Given instruction:
Extract from the listing each line in which the word "Vermont" appears.

Supplied records:
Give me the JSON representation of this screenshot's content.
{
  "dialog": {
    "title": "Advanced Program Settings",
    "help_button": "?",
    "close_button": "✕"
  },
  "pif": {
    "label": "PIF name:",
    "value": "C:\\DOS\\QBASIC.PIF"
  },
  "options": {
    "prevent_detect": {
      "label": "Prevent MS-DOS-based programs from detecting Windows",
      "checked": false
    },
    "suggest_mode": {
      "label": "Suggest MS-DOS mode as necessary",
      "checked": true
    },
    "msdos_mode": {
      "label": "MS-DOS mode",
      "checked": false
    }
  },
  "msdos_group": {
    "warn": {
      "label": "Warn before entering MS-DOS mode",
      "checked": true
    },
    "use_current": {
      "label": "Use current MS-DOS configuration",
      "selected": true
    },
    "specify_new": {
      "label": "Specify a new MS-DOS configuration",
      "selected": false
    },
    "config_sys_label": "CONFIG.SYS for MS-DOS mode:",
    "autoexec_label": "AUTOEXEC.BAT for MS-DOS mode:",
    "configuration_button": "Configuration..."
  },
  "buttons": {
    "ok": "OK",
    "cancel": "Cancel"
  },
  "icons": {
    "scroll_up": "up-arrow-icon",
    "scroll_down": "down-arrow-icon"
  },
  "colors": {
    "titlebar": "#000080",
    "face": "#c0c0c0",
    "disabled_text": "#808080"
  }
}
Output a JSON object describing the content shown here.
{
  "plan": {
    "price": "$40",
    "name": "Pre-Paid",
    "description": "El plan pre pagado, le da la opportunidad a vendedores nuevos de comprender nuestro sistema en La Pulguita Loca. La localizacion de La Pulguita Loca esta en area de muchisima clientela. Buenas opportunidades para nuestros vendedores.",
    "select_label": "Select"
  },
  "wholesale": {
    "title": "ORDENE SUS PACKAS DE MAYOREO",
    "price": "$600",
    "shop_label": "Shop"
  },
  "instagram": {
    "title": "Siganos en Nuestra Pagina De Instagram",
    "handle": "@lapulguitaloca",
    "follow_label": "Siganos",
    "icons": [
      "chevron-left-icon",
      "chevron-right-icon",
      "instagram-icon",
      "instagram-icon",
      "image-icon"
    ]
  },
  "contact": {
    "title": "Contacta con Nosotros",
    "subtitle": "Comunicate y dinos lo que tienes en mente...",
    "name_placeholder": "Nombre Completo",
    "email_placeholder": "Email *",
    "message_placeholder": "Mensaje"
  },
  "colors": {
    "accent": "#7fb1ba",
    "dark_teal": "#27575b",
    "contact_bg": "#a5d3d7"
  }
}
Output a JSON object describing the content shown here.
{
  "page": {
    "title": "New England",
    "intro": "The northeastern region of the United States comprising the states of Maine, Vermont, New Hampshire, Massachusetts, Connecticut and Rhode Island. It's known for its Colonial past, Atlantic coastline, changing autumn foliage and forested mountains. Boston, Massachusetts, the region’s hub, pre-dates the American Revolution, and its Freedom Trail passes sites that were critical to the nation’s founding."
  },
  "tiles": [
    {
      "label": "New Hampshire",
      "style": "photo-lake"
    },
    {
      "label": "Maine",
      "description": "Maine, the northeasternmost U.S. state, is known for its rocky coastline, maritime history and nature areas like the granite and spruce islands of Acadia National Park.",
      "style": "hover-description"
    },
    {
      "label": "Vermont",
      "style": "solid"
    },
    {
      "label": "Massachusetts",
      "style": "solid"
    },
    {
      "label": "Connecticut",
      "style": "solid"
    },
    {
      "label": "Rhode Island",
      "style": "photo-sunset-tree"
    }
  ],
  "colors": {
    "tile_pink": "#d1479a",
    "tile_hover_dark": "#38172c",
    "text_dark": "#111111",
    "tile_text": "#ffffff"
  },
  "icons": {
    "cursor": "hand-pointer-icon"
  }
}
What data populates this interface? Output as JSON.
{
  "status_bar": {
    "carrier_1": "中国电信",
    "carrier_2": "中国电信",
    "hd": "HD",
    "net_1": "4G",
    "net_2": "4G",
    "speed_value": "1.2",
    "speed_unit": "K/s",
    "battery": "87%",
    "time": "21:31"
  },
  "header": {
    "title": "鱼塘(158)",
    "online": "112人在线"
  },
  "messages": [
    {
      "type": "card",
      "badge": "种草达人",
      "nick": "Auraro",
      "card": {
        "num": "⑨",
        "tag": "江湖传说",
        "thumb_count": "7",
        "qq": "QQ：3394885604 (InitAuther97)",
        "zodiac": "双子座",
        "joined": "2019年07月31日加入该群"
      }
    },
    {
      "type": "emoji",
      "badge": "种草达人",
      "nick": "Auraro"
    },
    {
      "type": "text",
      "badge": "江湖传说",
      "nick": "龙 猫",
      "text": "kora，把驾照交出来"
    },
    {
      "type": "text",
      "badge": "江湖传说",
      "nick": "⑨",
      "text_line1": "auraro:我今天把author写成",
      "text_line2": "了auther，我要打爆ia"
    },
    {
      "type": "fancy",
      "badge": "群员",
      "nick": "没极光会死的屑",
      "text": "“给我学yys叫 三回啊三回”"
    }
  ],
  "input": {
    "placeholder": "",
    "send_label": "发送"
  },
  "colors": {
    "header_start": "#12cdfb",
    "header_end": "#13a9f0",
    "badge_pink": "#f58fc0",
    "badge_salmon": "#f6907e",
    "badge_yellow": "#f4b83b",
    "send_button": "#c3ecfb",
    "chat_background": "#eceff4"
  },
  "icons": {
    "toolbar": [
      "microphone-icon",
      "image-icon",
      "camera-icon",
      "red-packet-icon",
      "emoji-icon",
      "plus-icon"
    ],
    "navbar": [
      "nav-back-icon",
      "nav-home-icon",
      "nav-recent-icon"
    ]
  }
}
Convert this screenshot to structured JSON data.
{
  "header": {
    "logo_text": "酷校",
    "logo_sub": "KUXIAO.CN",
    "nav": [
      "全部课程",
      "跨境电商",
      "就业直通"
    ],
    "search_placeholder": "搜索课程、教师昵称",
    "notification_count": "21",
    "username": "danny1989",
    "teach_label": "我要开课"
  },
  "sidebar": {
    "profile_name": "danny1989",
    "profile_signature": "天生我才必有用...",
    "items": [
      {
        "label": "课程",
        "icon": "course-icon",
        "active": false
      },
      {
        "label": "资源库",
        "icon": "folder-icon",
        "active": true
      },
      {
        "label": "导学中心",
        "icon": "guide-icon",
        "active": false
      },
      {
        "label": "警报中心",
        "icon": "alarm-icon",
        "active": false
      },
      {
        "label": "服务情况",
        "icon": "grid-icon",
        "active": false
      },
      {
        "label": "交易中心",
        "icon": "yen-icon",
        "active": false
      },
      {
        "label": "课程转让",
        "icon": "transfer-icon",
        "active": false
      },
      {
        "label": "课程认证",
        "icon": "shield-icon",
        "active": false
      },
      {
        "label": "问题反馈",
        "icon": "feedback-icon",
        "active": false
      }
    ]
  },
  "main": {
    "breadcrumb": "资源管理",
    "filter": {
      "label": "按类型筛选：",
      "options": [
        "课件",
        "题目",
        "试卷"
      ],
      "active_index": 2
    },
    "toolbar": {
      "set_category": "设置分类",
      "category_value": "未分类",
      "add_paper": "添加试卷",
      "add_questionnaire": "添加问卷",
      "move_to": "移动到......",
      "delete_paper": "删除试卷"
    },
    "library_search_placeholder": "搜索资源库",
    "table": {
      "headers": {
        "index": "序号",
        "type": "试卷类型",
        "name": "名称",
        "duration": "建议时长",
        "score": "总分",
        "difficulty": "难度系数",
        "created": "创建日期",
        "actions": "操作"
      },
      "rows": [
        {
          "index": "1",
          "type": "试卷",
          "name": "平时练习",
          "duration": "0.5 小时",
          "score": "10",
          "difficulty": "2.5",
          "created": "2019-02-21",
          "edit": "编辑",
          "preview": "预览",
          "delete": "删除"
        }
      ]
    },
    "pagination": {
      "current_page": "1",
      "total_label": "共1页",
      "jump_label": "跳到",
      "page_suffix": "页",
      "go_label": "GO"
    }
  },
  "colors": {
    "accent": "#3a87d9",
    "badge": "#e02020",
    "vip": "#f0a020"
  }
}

Solution for this problem:
    "intro": "The northeastern region of the United States comprising the states of Maine, Vermont, New Hampshire, Massachusetts, Connecticut and Rhode Island. It's known for its Colonial past, Atlantic coastline, changing autumn foliage and forested mountains. Boston, Massachusetts, the region’s hub, pre-dates the American Revolution, and its Freedom Trail passes sites that were critical to the nation’s founding."
      "label": "Vermont",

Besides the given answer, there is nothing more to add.